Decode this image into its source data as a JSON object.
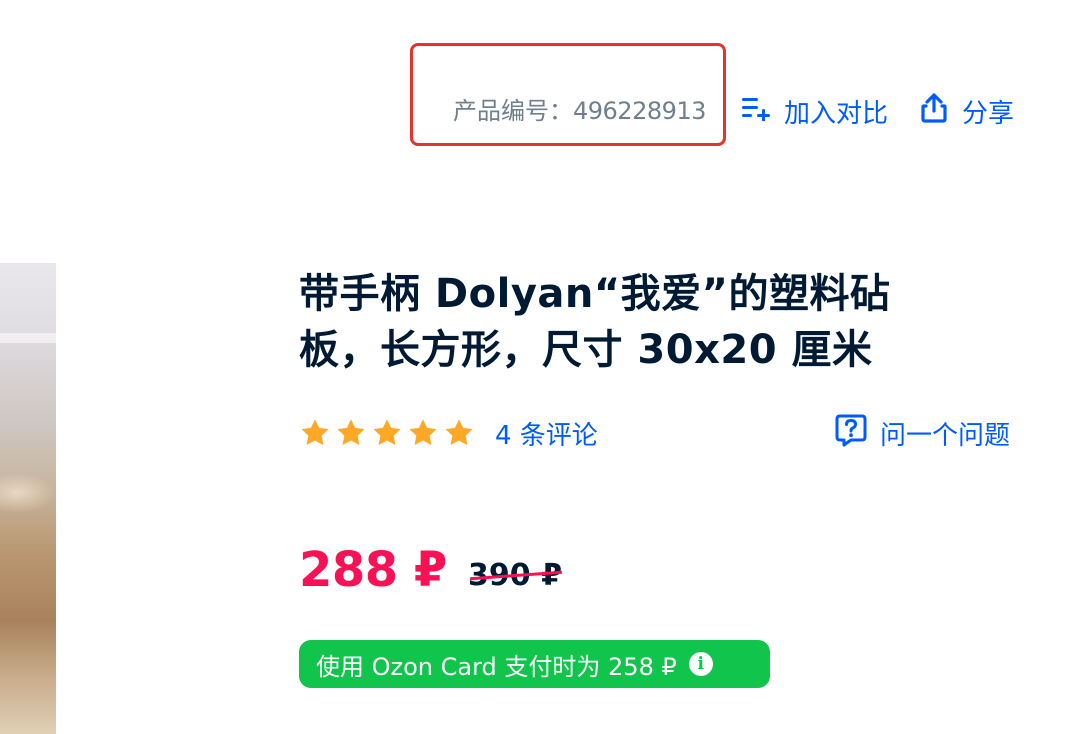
{
  "meta": {
    "sku_label": "产品编号：",
    "sku_value": "496228913",
    "compare_label": "加入对比",
    "share_label": "分享"
  },
  "product": {
    "title_line1": "带手柄 Dolyan“我爱”的塑料砧",
    "title_line2": "板，长方形，尺寸 30x20 厘米",
    "rating_stars": 5,
    "reviews_label": "4 条评论",
    "ask_label": "问一个问题"
  },
  "price": {
    "current": "288 ₽",
    "old": "390 ₽",
    "card_offer": "使用 Ozon Card 支付时为 258 ₽",
    "info_glyph": "i"
  },
  "colors": {
    "accent": "#005bff",
    "price": "#f91155",
    "card_badge": "#10c44c",
    "star": "#ffa826",
    "highlight_box": "#e8322c"
  },
  "icons": {
    "compare": "compare-list-icon",
    "share": "share-icon",
    "ask": "question-bubble-icon",
    "star": "star-icon",
    "info": "info-icon"
  }
}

AIM: A faithful copy of the records above is needed, with the pictures left out.

FINISHED TASK:
Decode this image into its source data as a JSON object.
{
  "meta": {
    "sku_label": "产品编号：",
    "sku_value": "496228913",
    "compare_label": "加入对比",
    "share_label": "分享"
  },
  "product": {
    "title_line1": "带手柄 Dolyan“我爱”的塑料砧",
    "title_line2": "板，长方形，尺寸 30x20 厘米",
    "rating_stars": 5,
    "reviews_label": "4 条评论",
    "ask_label": "问一个问题"
  },
  "price": {
    "current": "288 ₽",
    "old": "390 ₽",
    "card_offer": "使用 Ozon Card 支付时为 258 ₽",
    "info_glyph": "i"
  },
  "colors": {
    "accent": "#005bff",
    "price": "#f91155",
    "card_badge": "#10c44c",
    "star": "#ffa826",
    "highlight_box": "#e8322c"
  },
  "icons": {
    "compare": "compare-list-icon",
    "share": "share-icon",
    "ask": "question-bubble-icon",
    "star": "star-icon",
    "info": "info-icon"
  }
}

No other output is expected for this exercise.